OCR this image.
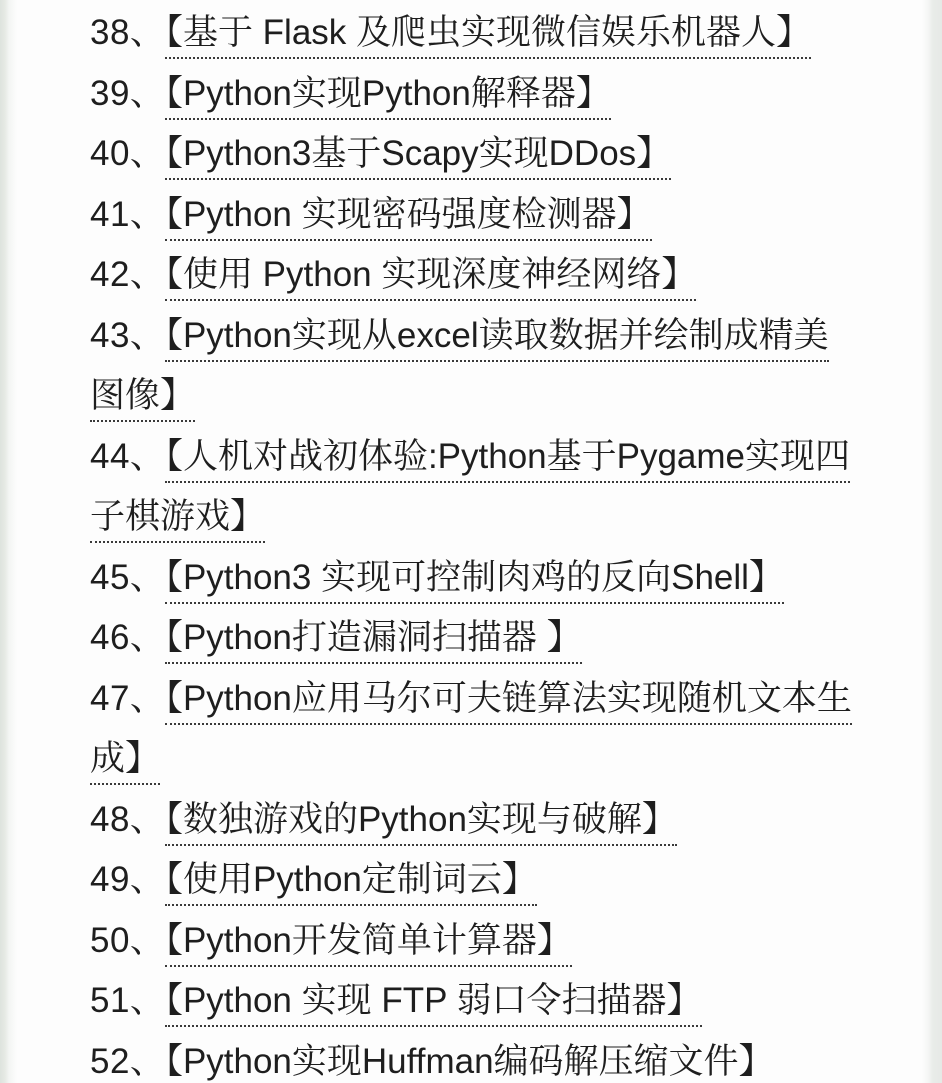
38、【基于 Flask 及爬虫实现微信娱乐机器人】
39、【Python实现Python解释器】
40、【Python3基于Scapy实现DDos】
41、【Python 实现密码强度检测器】
42、【使用 Python 实现深度神经网络】
43、【Python实现从excel读取数据并绘制成精美
图像】
44、【人机对战初体验:Python基于Pygame实现四
子棋游戏】
45、【Python3 实现可控制肉鸡的反向Shell】
46、【Python打造漏洞扫描器 】
47、【Python应用马尔可夫链算法实现随机文本生
成】
48、【数独游戏的Python实现与破解】
49、【使用Python定制词云】
50、【Python开发简单计算器】
51、【Python 实现 FTP 弱口令扫描器】
52、【Python实现Huffman编码解压缩文件】
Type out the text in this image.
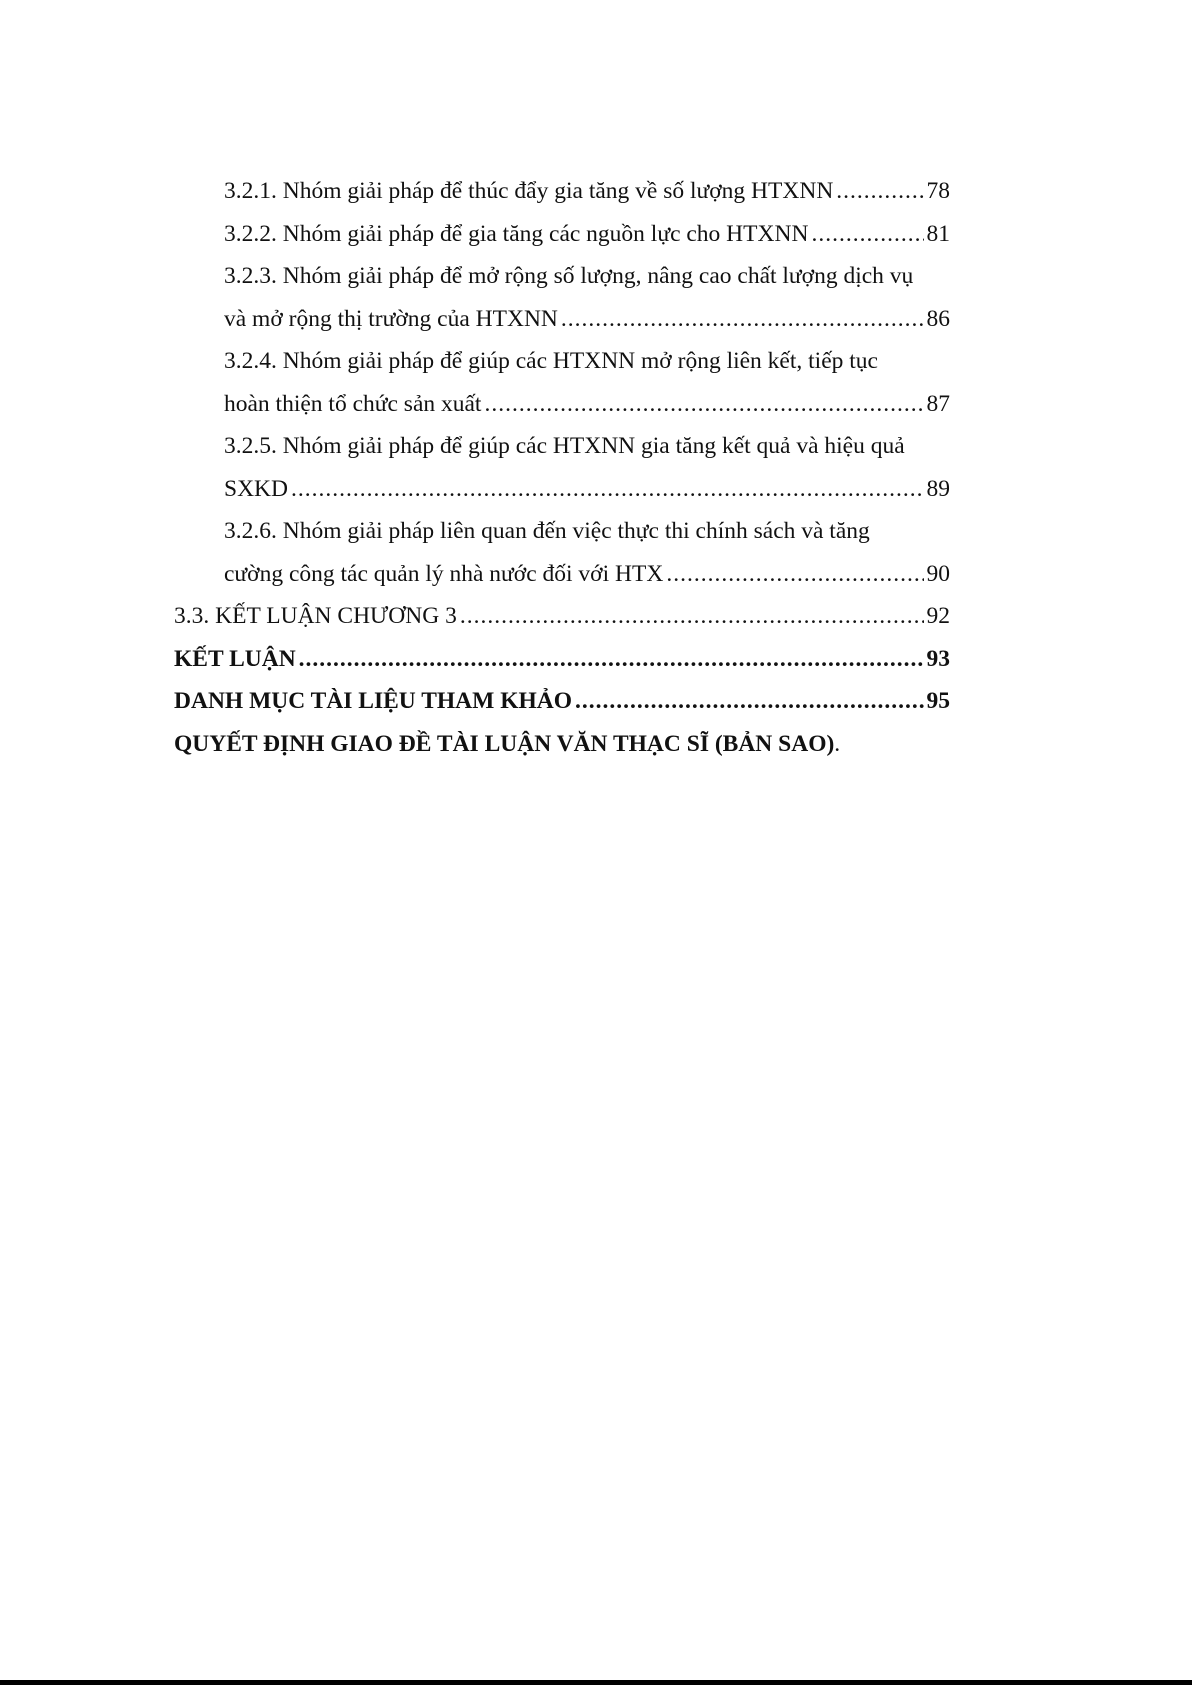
3.2.1. Nhóm giải pháp để thúc đẩy gia tăng về số lượng HTXNN .....	78
3.2.2. Nhóm giải pháp để gia tăng các nguồn lực cho HTXNN .....	81
3.2.3. Nhóm giải pháp để mở rộng số lượng, nâng cao chất lượng dịch vụ
và mở rộng thị trường của HTXNN .....	86
3.2.4. Nhóm giải pháp để giúp các HTXNN mở rộng liên kết, tiếp tục
hoàn thiện tổ chức sản xuất .....	87
3.2.5. Nhóm giải pháp để giúp các HTXNN gia tăng kết quả và hiệu quả
SXKD .....	89
3.2.6. Nhóm giải pháp liên quan đến việc thực thi chính sách và tăng
cường công tác quản lý nhà nước đối với HTX .....	90
3.3. KẾT LUẬN CHƯƠNG 3 .....	92
KẾT LUẬN .....	93
DANH MỤC TÀI LIỆU THAM KHẢO .....	95
QUYẾT ĐỊNH GIAO ĐỀ TÀI LUẬN VĂN THẠC SĨ (BẢN SAO) .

********************

Prompt
Set the listing down in full and exactly. Pictures within it should not appear in the copy.

Answer for this exercise
OCR this image.
38、【基于 Flask 及爬虫实现微信娱乐机器人】
39、【Python实现Python解释器】
40、【Python3基于Scapy实现DDos】
41、【Python 实现密码强度检测器】
42、【使用 Python 实现深度神经网络】
43、【Python实现从excel读取数据并绘制成精美
图像】
44、【人机对战初体验:Python基于Pygame实现四
子棋游戏】
45、【Python3 实现可控制肉鸡的反向Shell】
46、【Python打造漏洞扫描器 】
47、【Python应用马尔可夫链算法实现随机文本生
成】
48、【数独游戏的Python实现与破解】
49、【使用Python定制词云】
50、【Python开发简单计算器】
51、【Python 实现 FTP 弱口令扫描器】
52、【Python实现Huffman编码解压缩文件】
Type out the text in this image.
3.2.1. Nhóm giải pháp để thúc đẩy gia tăng về số lượng HTXNN .....	78
3.2.2. Nhóm giải pháp để gia tăng các nguồn lực cho HTXNN .....	81
3.2.3. Nhóm giải pháp để mở rộng số lượng, nâng cao chất lượng dịch vụ
và mở rộng thị trường của HTXNN .....	86
3.2.4. Nhóm giải pháp để giúp các HTXNN mở rộng liên kết, tiếp tục
hoàn thiện tổ chức sản xuất .....	87
3.2.5. Nhóm giải pháp để giúp các HTXNN gia tăng kết quả và hiệu quả
SXKD .....	89
3.2.6. Nhóm giải pháp liên quan đến việc thực thi chính sách và tăng
cường công tác quản lý nhà nước đối với HTX .....	90
3.3. KẾT LUẬN CHƯƠNG 3 .....	92
KẾT LUẬN .....	93
DANH MỤC TÀI LIỆU THAM KHẢO .....	95
QUYẾT ĐỊNH GIAO ĐỀ TÀI LUẬN VĂN THẠC SĨ (BẢN SAO) .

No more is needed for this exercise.